WRITTEN TASK. Return the records that follow, matching each one exactly.

DATA SUPPLIED.

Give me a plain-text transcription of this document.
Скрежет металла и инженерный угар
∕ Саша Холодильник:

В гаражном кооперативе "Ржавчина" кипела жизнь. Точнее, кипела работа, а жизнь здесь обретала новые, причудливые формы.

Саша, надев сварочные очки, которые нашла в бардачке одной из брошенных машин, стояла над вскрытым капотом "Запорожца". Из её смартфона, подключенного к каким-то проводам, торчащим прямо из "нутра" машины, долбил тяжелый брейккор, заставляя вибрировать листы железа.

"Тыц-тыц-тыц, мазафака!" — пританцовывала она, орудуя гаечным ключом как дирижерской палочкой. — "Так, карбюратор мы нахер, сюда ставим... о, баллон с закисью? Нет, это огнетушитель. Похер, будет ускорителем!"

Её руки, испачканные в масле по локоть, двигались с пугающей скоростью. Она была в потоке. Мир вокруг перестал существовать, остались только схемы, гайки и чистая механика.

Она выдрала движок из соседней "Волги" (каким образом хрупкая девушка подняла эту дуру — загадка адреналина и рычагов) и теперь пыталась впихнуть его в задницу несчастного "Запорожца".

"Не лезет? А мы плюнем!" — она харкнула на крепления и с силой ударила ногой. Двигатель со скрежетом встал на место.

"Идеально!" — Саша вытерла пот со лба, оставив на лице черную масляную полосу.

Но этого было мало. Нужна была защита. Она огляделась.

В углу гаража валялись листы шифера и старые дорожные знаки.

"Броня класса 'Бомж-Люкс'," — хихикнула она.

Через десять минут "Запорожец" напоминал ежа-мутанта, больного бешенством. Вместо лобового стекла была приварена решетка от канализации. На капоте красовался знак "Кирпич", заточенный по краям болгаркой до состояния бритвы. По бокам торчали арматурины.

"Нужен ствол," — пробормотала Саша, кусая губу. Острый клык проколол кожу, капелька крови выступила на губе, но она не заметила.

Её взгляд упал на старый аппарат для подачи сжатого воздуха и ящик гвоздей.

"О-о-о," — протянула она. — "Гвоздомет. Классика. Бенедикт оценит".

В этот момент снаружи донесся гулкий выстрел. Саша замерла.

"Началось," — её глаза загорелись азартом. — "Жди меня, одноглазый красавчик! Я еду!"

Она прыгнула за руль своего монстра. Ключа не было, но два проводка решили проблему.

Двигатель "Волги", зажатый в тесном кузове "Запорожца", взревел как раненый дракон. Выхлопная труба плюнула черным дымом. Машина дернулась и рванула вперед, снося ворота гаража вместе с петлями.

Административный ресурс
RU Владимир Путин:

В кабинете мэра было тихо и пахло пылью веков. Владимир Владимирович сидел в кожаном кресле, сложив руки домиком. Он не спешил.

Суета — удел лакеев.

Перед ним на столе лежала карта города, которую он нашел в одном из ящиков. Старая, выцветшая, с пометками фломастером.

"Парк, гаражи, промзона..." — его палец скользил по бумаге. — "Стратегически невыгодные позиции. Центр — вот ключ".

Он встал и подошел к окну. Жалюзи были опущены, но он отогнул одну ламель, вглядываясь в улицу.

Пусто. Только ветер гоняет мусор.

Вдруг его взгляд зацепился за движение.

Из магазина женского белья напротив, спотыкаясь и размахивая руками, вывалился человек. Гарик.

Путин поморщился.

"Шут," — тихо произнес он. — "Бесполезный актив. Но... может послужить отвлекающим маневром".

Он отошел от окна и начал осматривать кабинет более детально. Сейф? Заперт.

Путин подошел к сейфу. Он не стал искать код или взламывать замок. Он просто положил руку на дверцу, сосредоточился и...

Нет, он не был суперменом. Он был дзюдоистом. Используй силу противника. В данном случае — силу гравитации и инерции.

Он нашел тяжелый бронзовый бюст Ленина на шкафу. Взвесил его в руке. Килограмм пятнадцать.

EXPECTED ANSWER.
Give me a plain-text transcription of this document.
Скрежет металла и инженерный угар
∕ Саша Холодильник:

В гаражном кооперативе "Ржавчина" кипела жизнь. Точнее, кипела работа, а жизнь здесь обретала новые, причудливые формы.

Саша, надев сварочные очки, которые нашла в бардачке одной из брошенных машин, стояла над вскрытым капотом "Запорожца". Из её смартфона, подключенного к каким-то проводам, торчащим прямо из "нутра" машины, долбил тяжелый брейккор, заставляя вибрировать листы железа.

"Тыц-тыц-тыц, мазафака!" — пританцовывала она, орудуя гаечным ключом как дирижерской палочкой. — "Так, карбюратор мы нахер, сюда ставим... о, баллон с закисью? Нет, это огнетушитель. Похер, будет ускорителем!"

Её руки, испачканные в масле по локоть, двигались с пугающей скоростью. Она была в потоке. Мир вокруг перестал существовать, остались только схемы, гайки и чистая механика.

Она выдрала движок из соседней "Волги" (каким образом хрупкая девушка подняла эту дуру — загадка адреналина и рычагов) и теперь пыталась впихнуть его в задницу несчастного "Запорожца".

"Не лезет? А мы плюнем!" — она харкнула на крепления и с силой ударила ногой. Двигатель со скрежетом встал на место.

"Идеально!" — Саша вытерла пот со лба, оставив на лице черную масляную полосу.

Но этого было мало. Нужна была защита. Она огляделась.

В углу гаража валялись листы шифера и старые дорожные знаки.

"Броня класса 'Бомж-Люкс'," — хихикнула она.

Через десять минут "Запорожец" напоминал ежа-мутанта, больного бешенством. Вместо лобового стекла была приварена решетка от канализации. На капоте красовался знак "Кирпич", заточенный по краям болгаркой до состояния бритвы. По бокам торчали арматурины.

"Нужен ствол," — пробормотала Саша, кусая губу. Острый клык проколол кожу, капелька крови выступила на губе, но она не заметила.

Её взгляд упал на старый аппарат для подачи сжатого воздуха и ящик гвоздей.

"О-о-о," — протянула она. — "Гвоздомет. Классика. Бенедикт оценит".

В этот момент снаружи донесся гулкий выстрел. Саша замерла.

"Началось," — её глаза загорелись азартом. — "Жди меня, одноглазый красавчик! Я еду!"

Она прыгнула за руль своего монстра. Ключа не было, но два проводка решили проблему.

Двигатель "Волги", зажатый в тесном кузове "Запорожца", взревел как раненый дракон. Выхлопная труба плюнула черным дымом. Машина дернулась и рванула вперед, снося ворота гаража вместе с петлями.

Административный ресурс
RU Владимир Путин:

В кабинете мэра было тихо и пахло пылью веков. Владимир Владимирович сидел в кожаном кресле, сложив руки домиком. Он не спешил.

Суета — удел лакеев.

Перед ним на столе лежала карта города, которую он нашел в одном из ящиков. Старая, выцветшая, с пометками фломастером.

"Парк, гаражи, промзона..." — его палец скользил по бумаге. — "Стратегически невыгодные позиции. Центр — вот ключ".

Он встал и подошел к окну. Жалюзи были опущены, но он отогнул одну ламель, вглядываясь в улицу.

Пусто. Только ветер гоняет мусор.

Вдруг его взгляд зацепился за движение.

Из магазина женского белья напротив, спотыкаясь и размахивая руками, вывалился человек. Гарик.

Путин поморщился.

"Шут," — тихо произнес он. — "Бесполезный актив. Но... может послужить отвлекающим маневром".

Он отошел от окна и начал осматривать кабинет более детально. Сейф? Заперт.

Путин подошел к сейфу. Он не стал искать код или взламывать замок. Он просто положил руку на дверцу, сосредоточился и...

Нет, он не был суперменом. Он был дзюдоистом. Используй силу противника. В данном случае — силу гравитации и инерции.

Он нашел тяжелый бронзовый бюст Ленина на шкафу. Взвесил его в руке. Килограмм пятнадцать.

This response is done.